**Coordinate annotation records:**

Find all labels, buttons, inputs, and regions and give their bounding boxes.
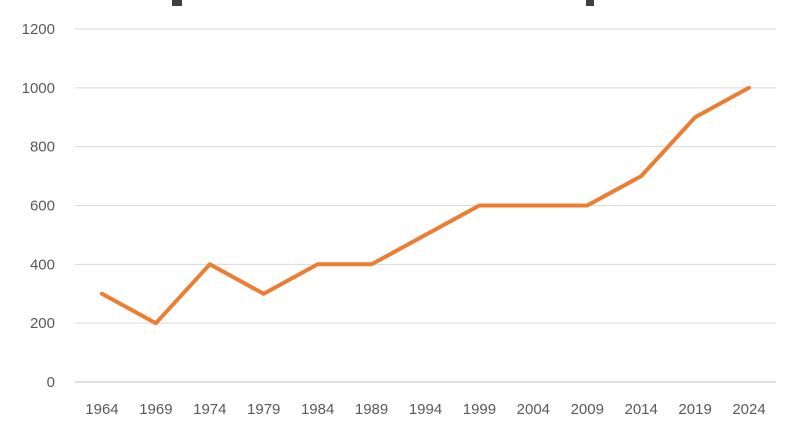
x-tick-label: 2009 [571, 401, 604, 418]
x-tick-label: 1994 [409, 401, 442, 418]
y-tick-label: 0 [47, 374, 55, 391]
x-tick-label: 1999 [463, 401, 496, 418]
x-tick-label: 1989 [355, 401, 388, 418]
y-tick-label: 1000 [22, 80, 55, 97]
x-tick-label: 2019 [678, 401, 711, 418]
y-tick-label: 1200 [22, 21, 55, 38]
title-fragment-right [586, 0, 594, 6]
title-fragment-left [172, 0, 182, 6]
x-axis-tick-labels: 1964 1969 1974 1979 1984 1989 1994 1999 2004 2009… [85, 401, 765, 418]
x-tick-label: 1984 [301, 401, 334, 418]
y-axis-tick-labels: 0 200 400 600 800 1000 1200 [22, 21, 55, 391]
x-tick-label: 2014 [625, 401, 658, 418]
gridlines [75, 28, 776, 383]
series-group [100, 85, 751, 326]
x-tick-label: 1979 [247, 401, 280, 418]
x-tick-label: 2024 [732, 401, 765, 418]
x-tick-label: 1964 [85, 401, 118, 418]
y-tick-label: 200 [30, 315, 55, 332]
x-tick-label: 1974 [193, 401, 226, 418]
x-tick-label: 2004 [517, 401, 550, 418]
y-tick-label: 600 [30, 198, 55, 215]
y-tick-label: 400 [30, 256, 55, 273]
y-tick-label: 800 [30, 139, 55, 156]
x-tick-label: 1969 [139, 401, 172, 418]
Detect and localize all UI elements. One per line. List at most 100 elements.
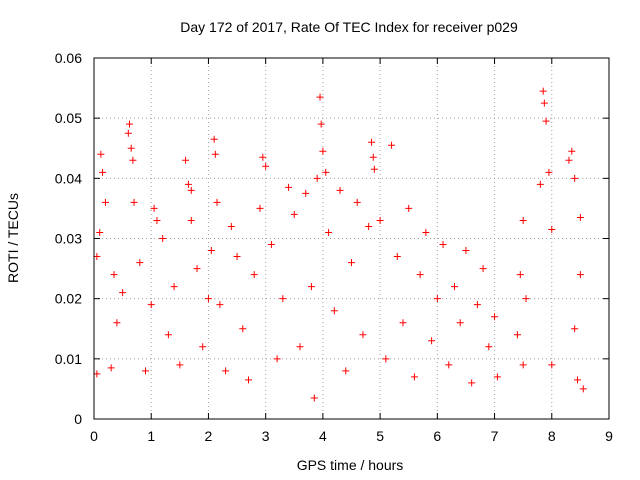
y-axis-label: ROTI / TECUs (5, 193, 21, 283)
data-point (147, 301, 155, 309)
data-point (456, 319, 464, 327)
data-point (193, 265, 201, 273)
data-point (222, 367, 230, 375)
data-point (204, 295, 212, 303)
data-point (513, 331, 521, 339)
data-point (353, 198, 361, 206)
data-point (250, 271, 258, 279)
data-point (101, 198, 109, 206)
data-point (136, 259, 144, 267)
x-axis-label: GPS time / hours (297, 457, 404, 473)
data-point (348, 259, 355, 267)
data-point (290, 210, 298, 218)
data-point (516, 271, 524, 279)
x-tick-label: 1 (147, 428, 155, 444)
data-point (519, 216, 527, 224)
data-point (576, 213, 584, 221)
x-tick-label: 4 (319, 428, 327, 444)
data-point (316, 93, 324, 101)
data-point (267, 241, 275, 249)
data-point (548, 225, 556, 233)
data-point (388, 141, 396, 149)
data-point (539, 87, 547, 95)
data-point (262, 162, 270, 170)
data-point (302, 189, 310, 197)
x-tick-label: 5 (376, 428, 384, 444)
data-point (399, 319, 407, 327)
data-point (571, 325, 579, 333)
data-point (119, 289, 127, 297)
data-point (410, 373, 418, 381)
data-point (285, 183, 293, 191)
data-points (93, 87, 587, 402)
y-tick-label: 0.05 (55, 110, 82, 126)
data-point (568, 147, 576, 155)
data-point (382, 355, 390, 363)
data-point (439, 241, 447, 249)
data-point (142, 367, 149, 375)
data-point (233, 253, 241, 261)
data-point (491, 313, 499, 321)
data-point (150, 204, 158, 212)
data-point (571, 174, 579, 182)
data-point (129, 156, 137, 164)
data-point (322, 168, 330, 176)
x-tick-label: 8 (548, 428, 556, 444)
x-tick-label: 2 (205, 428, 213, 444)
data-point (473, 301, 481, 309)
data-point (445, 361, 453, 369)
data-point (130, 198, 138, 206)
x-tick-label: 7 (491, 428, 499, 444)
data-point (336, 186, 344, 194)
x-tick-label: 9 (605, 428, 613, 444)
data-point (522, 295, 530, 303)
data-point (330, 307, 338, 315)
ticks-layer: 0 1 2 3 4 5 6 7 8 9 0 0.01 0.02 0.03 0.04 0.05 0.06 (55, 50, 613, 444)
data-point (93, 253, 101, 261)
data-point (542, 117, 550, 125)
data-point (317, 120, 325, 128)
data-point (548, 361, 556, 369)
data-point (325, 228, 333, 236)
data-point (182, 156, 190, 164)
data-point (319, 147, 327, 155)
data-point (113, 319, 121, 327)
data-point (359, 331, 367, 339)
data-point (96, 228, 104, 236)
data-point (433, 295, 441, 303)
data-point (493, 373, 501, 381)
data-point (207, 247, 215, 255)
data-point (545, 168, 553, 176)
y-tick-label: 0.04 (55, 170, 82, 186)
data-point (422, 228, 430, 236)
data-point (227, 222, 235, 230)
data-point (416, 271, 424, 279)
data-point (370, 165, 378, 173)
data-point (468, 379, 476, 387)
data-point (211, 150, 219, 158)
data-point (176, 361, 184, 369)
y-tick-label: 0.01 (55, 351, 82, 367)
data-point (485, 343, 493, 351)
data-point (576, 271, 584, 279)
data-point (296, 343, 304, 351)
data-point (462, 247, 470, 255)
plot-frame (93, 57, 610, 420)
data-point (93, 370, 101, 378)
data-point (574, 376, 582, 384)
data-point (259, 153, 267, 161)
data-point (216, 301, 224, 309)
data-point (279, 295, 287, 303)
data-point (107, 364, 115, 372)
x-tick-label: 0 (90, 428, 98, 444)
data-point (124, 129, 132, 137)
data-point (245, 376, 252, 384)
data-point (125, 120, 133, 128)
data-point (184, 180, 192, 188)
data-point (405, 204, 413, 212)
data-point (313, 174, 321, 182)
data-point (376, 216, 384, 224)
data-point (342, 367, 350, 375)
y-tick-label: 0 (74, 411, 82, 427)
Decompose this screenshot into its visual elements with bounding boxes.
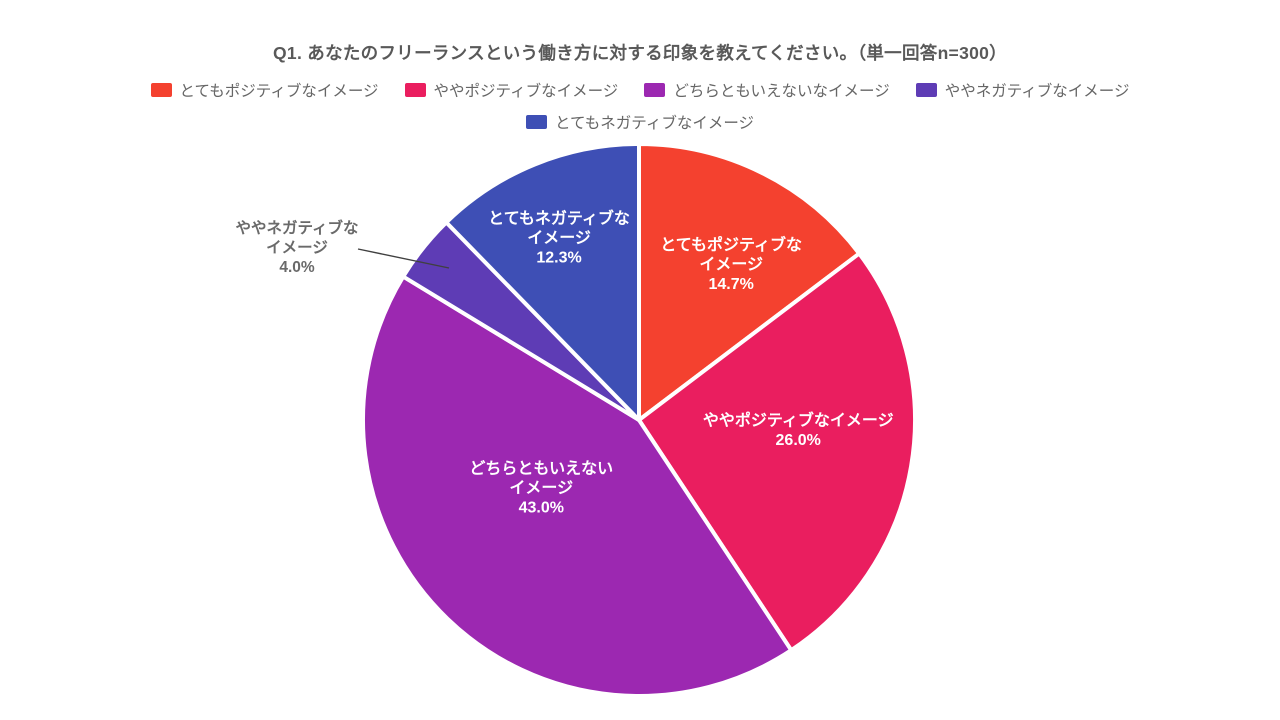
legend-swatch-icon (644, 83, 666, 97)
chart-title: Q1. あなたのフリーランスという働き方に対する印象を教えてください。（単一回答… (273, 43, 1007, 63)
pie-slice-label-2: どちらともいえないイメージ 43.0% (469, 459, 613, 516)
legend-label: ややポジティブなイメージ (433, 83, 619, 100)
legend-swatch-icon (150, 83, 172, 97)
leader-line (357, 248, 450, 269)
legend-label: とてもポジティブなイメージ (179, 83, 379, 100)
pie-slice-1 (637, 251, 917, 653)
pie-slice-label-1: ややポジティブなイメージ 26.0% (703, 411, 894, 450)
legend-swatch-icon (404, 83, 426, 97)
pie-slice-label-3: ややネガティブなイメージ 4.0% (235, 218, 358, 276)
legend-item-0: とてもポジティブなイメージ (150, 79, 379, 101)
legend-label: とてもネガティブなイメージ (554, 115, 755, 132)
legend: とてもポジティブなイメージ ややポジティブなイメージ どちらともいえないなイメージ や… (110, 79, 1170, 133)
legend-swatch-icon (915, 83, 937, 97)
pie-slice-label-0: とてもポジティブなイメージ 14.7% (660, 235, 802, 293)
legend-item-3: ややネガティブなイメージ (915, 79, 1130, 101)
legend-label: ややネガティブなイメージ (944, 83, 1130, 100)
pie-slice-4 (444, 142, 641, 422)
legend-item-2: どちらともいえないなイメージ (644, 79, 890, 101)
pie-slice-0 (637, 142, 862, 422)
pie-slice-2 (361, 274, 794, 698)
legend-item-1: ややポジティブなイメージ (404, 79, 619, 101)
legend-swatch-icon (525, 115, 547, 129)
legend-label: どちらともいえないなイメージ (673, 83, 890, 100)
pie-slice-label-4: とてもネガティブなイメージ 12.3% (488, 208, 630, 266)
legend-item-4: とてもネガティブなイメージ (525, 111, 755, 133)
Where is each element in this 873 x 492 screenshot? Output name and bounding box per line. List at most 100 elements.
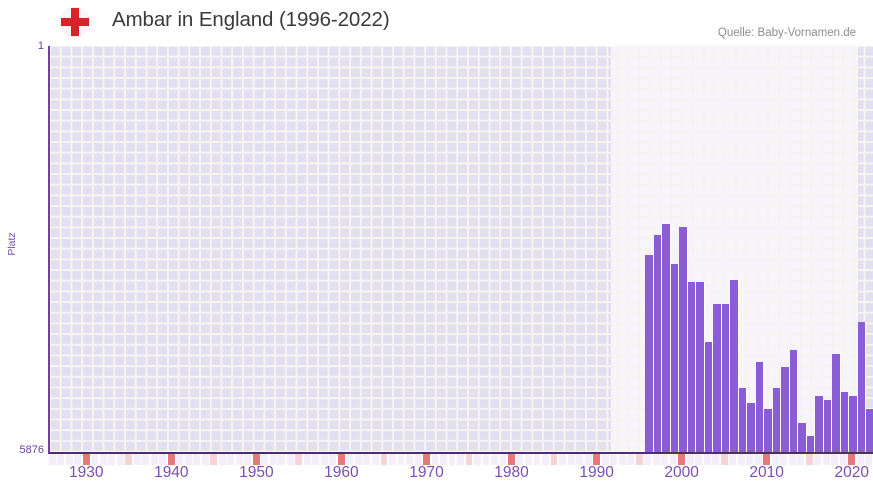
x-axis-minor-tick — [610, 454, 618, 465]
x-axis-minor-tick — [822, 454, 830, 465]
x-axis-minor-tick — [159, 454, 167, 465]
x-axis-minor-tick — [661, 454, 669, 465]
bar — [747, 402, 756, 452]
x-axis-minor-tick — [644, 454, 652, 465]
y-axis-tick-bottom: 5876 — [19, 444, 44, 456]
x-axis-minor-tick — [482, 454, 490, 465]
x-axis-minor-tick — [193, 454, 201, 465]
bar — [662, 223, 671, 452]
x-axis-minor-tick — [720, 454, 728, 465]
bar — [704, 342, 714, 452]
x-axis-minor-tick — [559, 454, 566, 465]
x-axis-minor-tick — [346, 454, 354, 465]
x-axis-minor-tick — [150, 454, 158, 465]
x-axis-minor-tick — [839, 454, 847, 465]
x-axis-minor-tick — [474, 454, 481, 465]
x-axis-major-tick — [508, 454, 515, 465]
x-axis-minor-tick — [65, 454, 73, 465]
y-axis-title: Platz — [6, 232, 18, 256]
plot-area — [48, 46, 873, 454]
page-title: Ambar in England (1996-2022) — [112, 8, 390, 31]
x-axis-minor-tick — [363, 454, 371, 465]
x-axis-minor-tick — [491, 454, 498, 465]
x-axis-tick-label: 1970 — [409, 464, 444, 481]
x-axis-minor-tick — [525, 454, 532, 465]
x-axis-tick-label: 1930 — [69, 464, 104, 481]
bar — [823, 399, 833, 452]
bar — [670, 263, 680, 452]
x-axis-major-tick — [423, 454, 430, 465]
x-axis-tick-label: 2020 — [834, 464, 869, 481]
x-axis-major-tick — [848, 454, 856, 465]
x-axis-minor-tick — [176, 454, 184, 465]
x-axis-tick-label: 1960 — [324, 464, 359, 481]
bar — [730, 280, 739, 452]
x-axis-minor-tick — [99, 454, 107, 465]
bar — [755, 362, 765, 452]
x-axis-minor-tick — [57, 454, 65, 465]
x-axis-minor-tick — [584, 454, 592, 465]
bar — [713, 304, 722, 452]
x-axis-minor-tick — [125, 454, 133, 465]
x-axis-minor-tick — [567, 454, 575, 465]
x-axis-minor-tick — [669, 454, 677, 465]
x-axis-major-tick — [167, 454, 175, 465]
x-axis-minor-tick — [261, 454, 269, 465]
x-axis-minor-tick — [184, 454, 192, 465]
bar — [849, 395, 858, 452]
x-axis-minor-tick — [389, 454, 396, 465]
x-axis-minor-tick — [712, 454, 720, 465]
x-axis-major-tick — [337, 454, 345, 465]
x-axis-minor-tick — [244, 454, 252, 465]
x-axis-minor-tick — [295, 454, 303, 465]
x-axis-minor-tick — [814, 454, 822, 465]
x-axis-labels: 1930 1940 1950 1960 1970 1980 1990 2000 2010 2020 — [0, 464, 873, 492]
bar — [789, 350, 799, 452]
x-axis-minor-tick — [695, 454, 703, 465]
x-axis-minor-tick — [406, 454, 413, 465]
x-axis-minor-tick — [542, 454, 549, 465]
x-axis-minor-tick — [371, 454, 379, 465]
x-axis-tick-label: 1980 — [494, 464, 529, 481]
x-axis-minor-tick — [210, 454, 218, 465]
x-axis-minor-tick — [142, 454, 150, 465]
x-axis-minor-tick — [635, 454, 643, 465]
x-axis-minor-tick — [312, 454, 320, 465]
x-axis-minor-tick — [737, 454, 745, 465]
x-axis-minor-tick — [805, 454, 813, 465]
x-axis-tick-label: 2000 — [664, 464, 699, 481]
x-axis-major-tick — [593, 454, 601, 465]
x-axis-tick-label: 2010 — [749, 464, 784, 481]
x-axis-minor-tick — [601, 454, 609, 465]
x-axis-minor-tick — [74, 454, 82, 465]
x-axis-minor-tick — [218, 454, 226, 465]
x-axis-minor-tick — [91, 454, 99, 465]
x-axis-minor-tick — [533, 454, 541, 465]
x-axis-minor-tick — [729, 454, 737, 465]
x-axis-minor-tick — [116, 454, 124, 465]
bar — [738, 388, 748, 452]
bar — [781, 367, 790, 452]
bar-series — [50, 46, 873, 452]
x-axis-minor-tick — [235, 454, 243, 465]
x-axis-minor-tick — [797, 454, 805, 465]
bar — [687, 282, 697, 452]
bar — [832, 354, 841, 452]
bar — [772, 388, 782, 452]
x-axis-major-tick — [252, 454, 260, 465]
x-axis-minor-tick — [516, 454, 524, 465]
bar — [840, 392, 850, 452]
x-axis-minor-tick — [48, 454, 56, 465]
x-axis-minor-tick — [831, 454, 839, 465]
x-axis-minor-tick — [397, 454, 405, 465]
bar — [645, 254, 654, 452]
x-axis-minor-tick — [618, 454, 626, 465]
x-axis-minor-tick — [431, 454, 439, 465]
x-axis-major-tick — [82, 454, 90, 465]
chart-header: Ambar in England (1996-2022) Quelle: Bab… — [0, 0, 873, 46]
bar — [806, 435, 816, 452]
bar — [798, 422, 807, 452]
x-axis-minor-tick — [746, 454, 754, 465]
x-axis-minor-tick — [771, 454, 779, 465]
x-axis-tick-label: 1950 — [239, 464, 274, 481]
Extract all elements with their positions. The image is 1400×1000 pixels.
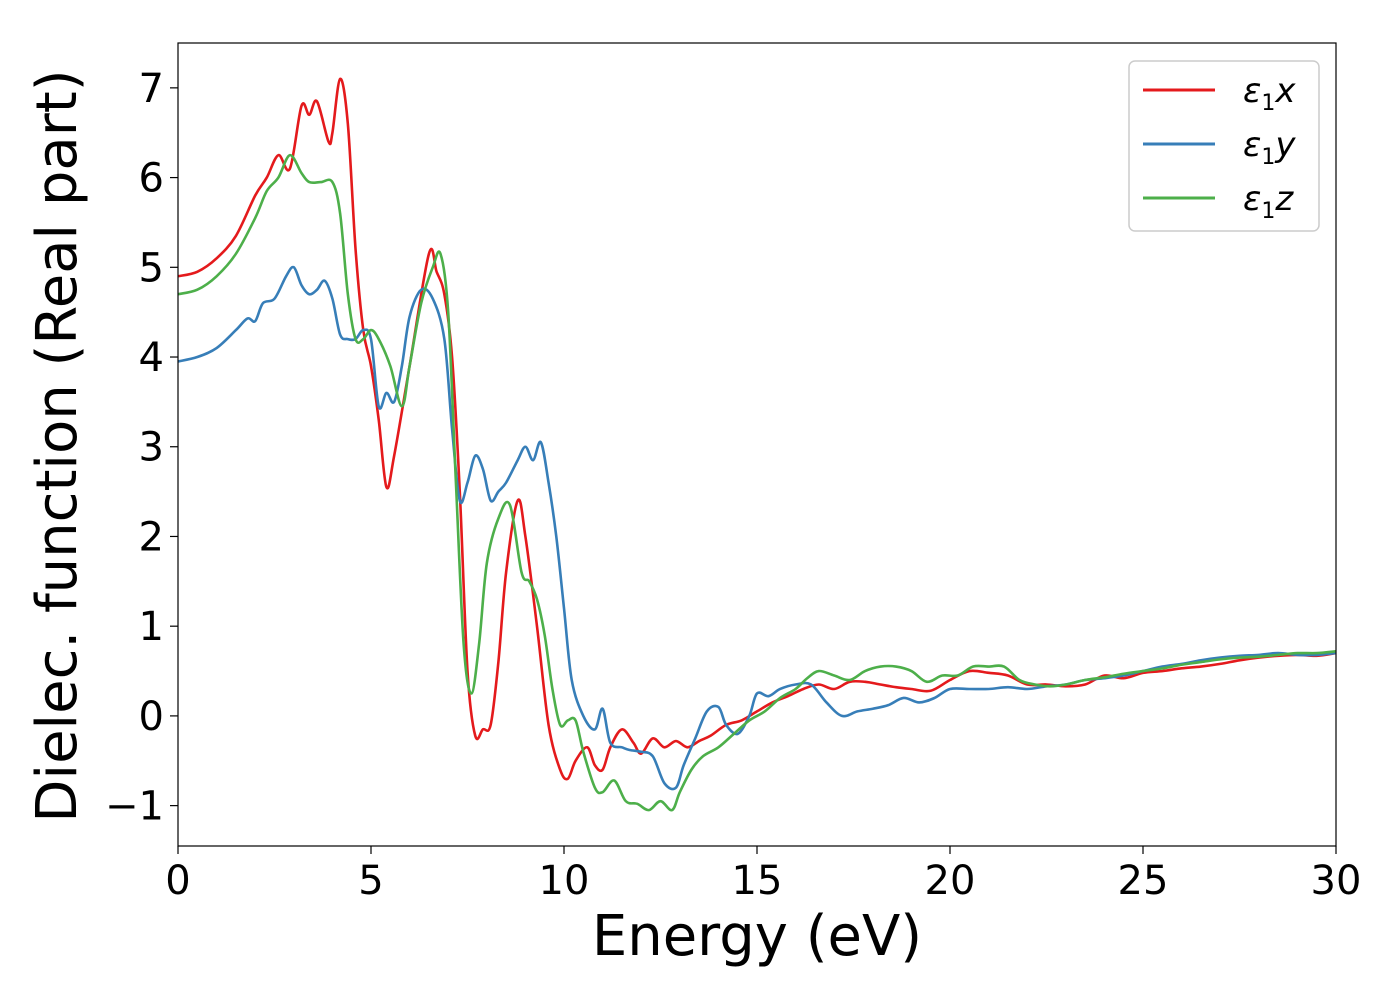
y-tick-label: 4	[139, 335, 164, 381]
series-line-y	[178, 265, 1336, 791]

**TO BE DONE:** Copy out the rows exactly, from the line with "legend-swatch-icon (644, 83, 666, 97)" up to and including the line with "pie-slice-1 (637, 251, 917, 653)".

**ANSWER TO THE EXERCISE:**
legend-swatch-icon (644, 83, 666, 97)
chart-title: Q1. あなたのフリーランスという働き方に対する印象を教えてください。（単一回答… (273, 43, 1007, 63)
pie-slice-label-2: どちらともいえないイメージ 43.0% (469, 459, 613, 516)
legend-label: ややポジティブなイメージ (433, 83, 619, 100)
legend-swatch-icon (150, 83, 172, 97)
leader-line (357, 248, 450, 269)
legend-label: とてもポジティブなイメージ (179, 83, 379, 100)
pie-slice-1 (637, 251, 917, 653)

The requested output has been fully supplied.